Problem to solve
Repeat the material below exactly, line for line.

+++

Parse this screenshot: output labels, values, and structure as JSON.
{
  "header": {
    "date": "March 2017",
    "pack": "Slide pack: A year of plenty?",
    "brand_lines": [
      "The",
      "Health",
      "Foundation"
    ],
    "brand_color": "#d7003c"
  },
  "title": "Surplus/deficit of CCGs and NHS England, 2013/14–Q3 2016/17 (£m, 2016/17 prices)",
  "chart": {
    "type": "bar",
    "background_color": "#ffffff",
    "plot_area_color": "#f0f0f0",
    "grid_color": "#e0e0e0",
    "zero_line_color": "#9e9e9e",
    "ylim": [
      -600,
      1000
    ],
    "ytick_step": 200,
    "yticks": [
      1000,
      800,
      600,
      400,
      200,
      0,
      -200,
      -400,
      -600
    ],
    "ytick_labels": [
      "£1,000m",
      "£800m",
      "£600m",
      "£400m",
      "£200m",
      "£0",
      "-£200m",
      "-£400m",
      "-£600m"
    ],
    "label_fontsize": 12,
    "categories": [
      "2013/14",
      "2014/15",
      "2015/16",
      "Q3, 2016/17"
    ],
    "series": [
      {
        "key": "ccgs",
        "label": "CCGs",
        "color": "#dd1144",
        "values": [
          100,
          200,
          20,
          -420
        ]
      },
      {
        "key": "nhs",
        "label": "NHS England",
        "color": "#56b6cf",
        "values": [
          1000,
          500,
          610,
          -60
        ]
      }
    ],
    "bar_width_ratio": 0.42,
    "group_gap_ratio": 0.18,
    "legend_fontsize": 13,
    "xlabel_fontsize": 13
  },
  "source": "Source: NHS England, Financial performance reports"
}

+++

Response to this task
Parse this screenshot: output labels, values, and structure as JSON.
{
  "header": {
    "date": "March 2017",
    "pack": "Slide pack: A year of plenty?",
    "brand_lines": [
      "The",
      "Health",
      "Foundation"
    ],
    "brand_color": "#d7003c"
  },
  "title": "Surplus/deficit of CCGs and NHS England, 2013/14–Q3 2016/17 (£m, 2016/17 prices)",
  "chart": {
    "type": "bar",
    "background_color": "#ffffff",
    "plot_area_color": "#f0f0f0",
    "grid_color": "#e0e0e0",
    "zero_line_color": "#9e9e9e",
    "ylim": [
      -600,
      1000
    ],
    "ytick_step": 200,
    "yticks": [
      1000,
      800,
      600,
      400,
      200,
      0,
      -200,
      -400,
      -600
    ],
    "ytick_labels": [
      "£1,000m",
      "£800m",
      "£600m",
      "£400m",
      "£200m",
      "£0",
      "-£200m",
      "-£400m",
      "-£600m"
    ],
    "label_fontsize": 12,
    "categories": [
      "2013/14",
      "2014/15",
      "2015/16",
      "Q3, 2016/17"
    ],
    "series": [
      {
        "key": "ccgs",
        "label": "CCGs",
        "color": "#dd1144",
        "values": [
          100,
          200,
          20,
          -420
        ]
      },
      {
        "key": "nhs",
        "label": "NHS England",
        "color": "#56b6cf",
        "values": [
          1000,
          500,
          610,
          -60
        ]
      }
    ],
    "bar_width_ratio": 0.42,
    "group_gap_ratio": 0.18,
    "legend_fontsize": 13,
    "xlabel_fontsize": 13
  },
  "source": "Source: NHS England, Financial performance reports"
}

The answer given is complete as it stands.